Give the number of lines containing the word "bottom" and nothing more.

(Dataset entries on figures)
━━━━━━━━━━━━━━━━━━━━━━━━━━━━━━
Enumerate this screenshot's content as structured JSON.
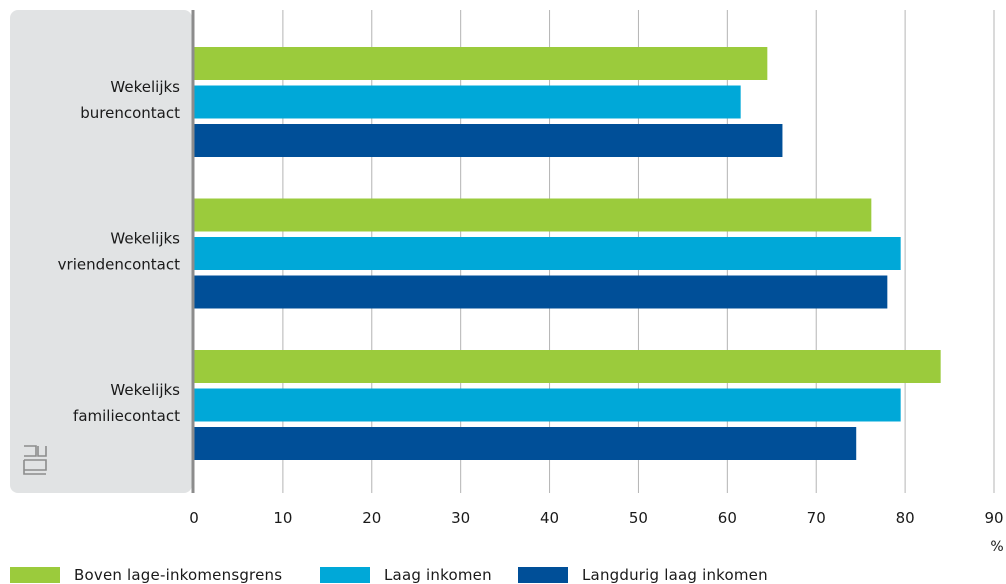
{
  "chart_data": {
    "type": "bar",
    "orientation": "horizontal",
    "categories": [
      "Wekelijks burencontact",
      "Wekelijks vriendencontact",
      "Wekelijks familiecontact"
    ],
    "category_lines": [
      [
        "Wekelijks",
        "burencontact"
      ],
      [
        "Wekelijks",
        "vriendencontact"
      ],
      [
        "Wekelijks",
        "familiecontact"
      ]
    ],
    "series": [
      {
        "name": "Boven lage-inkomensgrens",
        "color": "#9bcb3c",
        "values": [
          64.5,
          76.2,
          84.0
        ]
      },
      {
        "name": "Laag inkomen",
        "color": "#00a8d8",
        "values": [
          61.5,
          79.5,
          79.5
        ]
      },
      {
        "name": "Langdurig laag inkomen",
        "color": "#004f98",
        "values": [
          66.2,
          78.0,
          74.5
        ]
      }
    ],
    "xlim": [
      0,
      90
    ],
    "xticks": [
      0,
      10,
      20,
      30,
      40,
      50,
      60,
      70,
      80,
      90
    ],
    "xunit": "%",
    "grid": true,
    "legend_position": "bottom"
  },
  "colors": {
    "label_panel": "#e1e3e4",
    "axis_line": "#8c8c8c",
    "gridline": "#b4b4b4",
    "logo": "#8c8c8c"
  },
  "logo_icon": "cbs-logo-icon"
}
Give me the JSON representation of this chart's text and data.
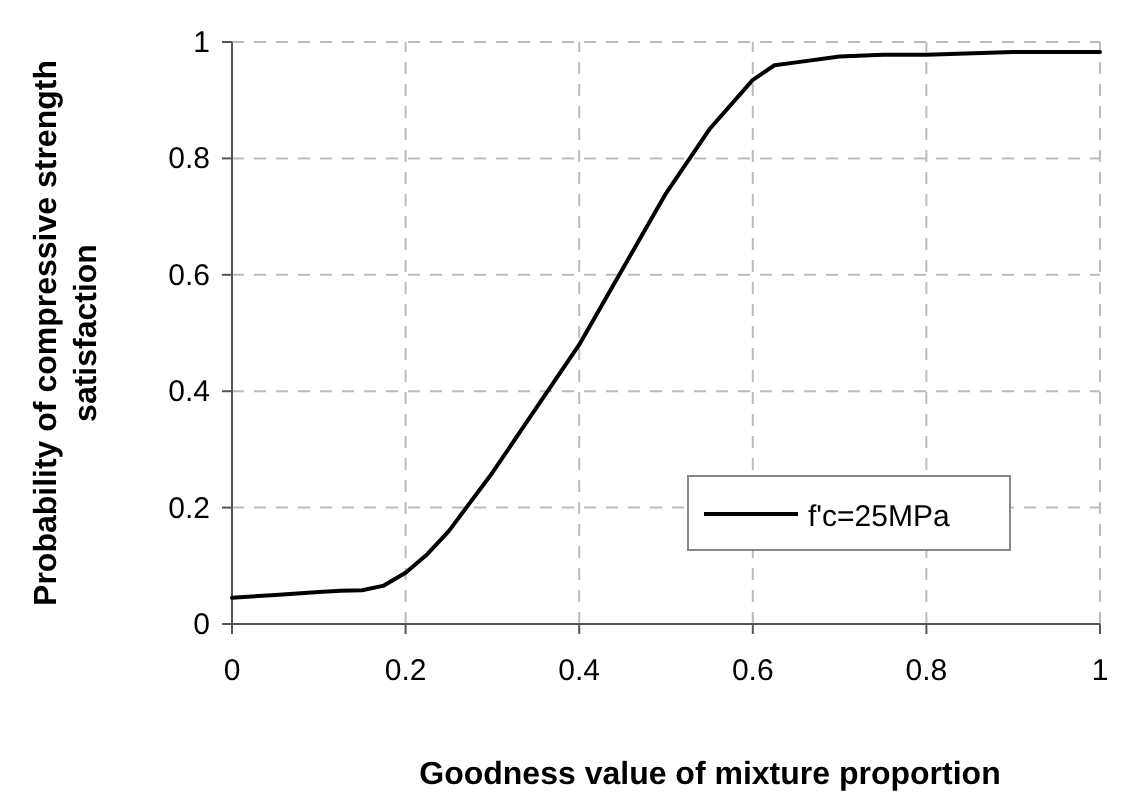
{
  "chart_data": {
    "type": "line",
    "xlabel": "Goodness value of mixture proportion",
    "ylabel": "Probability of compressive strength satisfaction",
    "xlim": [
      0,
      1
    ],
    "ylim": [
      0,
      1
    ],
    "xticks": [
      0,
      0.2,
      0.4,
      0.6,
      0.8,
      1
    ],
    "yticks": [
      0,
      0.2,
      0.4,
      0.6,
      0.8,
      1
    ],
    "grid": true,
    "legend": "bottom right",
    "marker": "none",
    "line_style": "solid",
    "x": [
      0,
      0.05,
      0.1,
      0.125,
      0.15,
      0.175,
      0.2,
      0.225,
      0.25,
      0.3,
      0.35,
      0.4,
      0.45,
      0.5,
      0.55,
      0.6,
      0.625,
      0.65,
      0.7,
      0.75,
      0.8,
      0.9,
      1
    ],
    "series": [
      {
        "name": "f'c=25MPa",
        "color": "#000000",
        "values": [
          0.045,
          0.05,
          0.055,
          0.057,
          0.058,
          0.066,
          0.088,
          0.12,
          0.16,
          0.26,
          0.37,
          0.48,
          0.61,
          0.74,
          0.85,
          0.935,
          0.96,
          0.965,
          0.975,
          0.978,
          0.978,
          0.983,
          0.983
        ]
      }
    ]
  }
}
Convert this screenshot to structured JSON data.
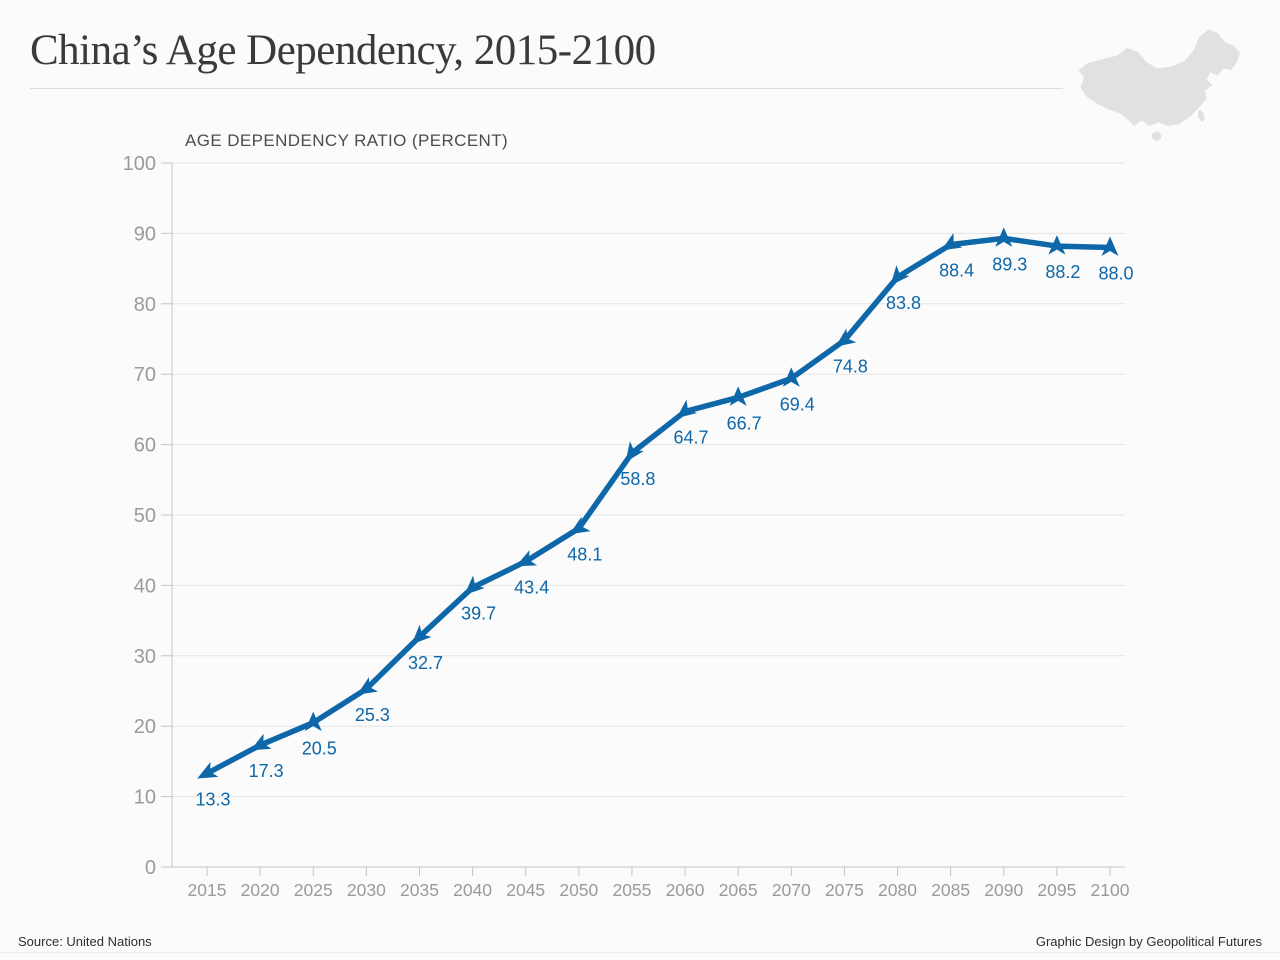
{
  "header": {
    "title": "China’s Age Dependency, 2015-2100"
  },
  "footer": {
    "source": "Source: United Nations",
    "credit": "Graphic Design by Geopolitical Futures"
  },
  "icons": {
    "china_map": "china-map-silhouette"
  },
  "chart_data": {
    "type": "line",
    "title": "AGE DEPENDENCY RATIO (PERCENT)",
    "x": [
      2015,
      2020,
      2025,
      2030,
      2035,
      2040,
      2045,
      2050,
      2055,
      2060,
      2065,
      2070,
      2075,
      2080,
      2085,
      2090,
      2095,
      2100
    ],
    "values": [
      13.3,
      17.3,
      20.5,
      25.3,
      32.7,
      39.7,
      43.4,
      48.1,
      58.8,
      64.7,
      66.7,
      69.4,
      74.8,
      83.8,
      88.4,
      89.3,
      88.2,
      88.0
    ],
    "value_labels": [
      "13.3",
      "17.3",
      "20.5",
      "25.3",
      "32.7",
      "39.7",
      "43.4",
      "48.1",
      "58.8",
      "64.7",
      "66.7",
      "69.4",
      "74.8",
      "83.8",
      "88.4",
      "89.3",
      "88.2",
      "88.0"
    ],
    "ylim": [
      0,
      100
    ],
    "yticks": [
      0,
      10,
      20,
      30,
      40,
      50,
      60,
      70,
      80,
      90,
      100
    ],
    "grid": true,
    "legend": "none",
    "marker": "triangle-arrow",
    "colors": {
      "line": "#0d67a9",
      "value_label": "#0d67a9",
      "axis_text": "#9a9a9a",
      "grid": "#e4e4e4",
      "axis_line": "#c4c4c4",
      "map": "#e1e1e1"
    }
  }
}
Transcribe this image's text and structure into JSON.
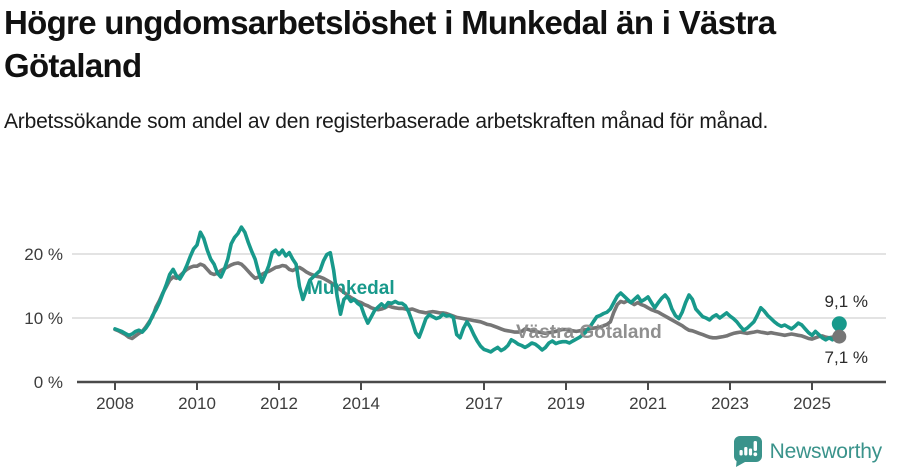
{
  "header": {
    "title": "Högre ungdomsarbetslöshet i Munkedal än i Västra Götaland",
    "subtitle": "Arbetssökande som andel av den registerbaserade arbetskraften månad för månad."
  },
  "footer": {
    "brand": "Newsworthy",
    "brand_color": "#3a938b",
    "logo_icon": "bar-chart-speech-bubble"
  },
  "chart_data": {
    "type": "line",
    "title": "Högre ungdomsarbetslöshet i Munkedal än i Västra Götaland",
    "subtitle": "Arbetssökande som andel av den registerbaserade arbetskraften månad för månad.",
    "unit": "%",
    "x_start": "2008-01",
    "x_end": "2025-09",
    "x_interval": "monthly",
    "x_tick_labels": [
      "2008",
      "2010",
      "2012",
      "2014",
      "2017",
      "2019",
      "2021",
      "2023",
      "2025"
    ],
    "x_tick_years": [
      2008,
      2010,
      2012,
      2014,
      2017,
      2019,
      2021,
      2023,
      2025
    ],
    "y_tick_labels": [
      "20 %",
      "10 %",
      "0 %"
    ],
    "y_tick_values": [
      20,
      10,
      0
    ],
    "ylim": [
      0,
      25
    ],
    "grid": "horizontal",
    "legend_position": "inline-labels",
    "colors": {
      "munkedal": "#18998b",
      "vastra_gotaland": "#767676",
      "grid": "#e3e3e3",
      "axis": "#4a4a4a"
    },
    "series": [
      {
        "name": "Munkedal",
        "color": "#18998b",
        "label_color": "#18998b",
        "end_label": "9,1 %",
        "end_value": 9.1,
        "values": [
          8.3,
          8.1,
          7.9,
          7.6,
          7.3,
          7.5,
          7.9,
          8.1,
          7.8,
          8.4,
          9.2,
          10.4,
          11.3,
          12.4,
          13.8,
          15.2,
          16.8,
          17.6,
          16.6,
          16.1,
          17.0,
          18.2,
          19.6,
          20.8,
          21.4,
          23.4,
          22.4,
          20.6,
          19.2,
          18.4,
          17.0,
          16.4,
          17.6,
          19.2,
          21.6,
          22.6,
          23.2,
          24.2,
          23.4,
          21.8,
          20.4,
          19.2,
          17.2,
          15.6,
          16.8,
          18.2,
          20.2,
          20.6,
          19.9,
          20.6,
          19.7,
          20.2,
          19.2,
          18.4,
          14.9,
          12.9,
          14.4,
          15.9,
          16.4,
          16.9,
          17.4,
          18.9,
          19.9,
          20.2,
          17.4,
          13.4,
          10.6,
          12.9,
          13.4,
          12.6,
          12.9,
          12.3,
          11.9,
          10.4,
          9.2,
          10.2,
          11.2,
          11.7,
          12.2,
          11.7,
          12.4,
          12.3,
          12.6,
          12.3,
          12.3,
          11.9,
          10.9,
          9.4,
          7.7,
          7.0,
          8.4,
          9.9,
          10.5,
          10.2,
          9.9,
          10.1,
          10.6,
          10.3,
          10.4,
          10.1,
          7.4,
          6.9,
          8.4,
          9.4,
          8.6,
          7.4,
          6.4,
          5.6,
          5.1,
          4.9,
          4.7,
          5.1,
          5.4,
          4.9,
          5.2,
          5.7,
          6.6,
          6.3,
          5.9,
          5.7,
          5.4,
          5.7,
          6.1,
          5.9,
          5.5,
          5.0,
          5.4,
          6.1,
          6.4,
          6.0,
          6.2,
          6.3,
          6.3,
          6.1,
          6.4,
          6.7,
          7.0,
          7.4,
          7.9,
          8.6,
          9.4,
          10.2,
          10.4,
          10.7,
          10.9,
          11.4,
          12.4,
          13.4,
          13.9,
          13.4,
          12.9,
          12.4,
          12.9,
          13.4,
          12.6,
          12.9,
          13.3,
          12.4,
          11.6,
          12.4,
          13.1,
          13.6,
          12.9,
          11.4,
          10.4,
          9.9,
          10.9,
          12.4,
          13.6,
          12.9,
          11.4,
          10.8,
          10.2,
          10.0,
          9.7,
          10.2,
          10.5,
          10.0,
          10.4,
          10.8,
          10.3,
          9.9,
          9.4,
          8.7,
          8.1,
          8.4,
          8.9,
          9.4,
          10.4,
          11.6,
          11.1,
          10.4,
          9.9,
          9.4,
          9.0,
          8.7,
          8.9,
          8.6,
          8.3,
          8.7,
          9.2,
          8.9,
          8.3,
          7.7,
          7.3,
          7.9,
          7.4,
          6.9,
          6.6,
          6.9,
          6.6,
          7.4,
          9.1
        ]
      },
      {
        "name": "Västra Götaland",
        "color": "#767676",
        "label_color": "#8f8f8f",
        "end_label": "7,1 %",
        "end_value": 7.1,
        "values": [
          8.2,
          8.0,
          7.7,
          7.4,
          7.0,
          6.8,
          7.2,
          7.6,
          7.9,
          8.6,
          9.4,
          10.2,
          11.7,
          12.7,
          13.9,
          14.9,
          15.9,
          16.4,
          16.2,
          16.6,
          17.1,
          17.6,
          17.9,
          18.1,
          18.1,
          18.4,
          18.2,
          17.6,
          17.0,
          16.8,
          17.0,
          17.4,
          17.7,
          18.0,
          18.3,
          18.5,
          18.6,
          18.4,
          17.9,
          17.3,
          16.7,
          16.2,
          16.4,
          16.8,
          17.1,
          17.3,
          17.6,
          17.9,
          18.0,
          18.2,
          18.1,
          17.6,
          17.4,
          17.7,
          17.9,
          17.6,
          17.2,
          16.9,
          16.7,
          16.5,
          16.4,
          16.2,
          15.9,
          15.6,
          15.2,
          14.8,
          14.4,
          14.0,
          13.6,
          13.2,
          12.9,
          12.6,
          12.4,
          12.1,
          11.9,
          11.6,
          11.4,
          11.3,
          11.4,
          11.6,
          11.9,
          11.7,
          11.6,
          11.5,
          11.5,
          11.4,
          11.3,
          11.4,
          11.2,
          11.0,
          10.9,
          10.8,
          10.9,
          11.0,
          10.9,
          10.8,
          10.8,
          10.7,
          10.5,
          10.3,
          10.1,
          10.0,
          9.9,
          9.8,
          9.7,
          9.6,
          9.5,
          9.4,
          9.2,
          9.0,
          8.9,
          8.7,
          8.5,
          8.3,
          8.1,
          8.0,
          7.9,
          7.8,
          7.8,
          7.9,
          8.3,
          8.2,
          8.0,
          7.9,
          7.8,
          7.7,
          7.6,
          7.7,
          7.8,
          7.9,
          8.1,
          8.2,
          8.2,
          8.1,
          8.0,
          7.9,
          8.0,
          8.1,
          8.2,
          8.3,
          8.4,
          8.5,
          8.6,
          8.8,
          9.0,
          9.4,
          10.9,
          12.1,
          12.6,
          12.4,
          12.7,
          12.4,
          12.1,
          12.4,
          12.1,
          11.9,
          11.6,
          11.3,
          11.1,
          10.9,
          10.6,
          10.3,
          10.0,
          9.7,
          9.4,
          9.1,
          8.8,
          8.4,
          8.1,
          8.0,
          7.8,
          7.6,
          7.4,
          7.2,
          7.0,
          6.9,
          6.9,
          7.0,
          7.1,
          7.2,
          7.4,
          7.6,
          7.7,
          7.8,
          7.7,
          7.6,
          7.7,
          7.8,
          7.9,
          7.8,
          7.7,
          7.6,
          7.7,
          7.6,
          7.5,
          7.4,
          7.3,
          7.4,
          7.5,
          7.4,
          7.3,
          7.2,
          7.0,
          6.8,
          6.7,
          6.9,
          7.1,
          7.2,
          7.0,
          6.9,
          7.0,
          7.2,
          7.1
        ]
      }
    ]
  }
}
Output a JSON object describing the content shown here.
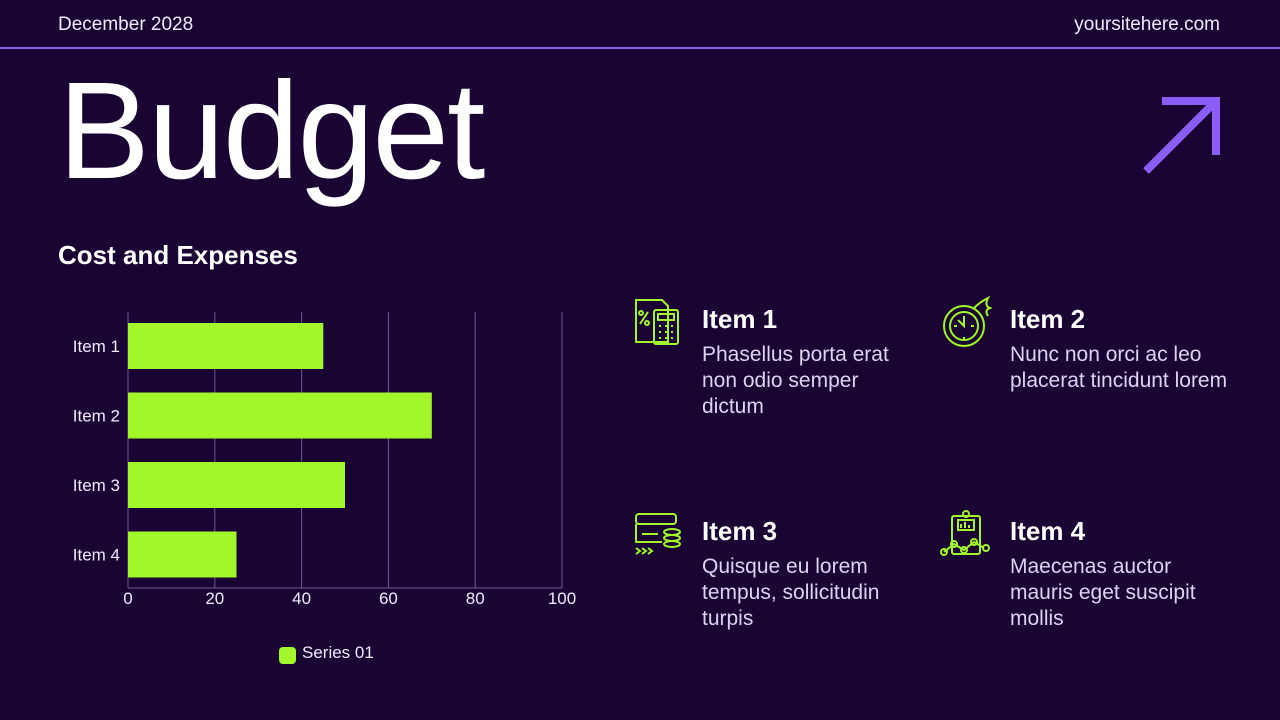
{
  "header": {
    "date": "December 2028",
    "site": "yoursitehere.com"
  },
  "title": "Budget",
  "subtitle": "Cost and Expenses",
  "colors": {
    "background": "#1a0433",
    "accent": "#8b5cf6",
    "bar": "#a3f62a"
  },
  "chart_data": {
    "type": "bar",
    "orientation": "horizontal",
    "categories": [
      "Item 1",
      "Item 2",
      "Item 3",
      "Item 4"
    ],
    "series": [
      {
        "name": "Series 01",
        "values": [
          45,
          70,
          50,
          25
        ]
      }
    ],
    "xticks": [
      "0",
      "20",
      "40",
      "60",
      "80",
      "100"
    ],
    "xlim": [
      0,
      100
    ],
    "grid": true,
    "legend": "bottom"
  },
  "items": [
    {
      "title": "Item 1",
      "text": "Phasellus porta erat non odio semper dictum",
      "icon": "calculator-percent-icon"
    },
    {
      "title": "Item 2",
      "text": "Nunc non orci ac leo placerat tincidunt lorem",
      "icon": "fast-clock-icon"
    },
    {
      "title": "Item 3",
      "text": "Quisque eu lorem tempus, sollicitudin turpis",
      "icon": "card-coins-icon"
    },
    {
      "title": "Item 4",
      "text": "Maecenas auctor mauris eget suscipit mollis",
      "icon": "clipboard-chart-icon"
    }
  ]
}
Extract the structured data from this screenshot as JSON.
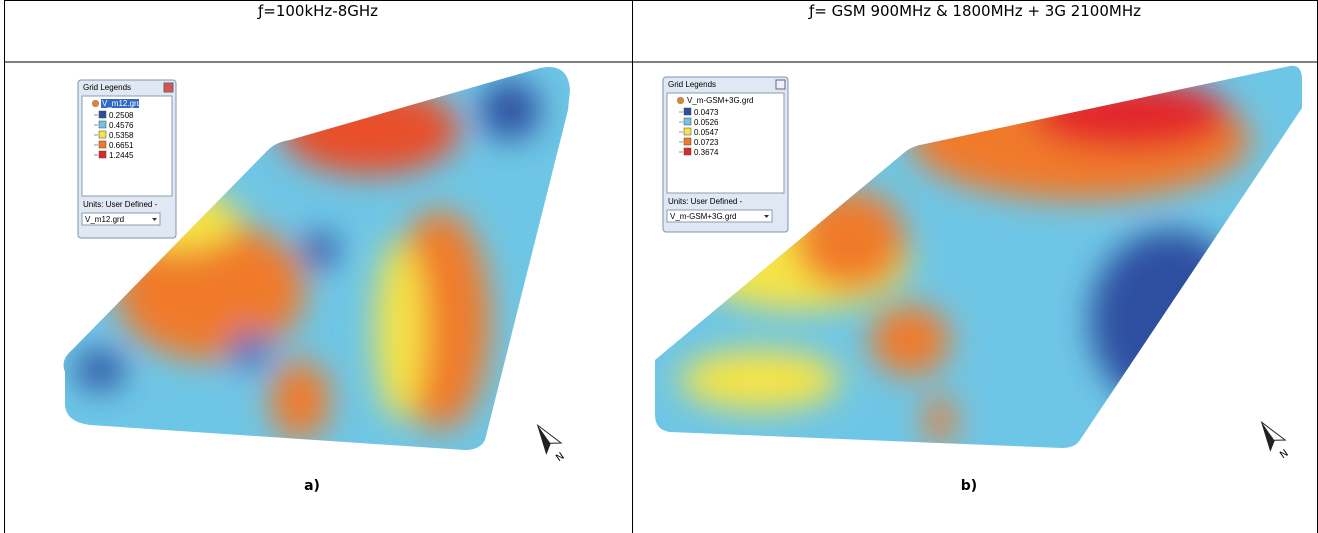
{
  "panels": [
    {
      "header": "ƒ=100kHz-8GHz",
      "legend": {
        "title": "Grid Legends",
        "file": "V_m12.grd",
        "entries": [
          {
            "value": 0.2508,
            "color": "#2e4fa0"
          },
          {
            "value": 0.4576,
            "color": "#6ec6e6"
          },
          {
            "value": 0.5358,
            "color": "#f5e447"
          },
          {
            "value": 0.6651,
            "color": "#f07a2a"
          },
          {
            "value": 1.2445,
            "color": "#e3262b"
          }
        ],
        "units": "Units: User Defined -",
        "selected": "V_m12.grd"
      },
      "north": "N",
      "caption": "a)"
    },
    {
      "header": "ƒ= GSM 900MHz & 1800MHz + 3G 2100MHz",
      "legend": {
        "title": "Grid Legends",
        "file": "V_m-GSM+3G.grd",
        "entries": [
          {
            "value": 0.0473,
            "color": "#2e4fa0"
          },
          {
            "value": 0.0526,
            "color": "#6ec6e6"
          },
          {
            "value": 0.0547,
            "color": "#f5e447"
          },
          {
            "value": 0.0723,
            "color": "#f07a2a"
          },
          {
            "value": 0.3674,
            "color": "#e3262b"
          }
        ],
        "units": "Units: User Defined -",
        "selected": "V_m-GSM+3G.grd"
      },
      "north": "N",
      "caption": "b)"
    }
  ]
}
━━━━━━━━━━━━━━━━━━━━━━━━━━━━━━
▶ [RESPONSE]
3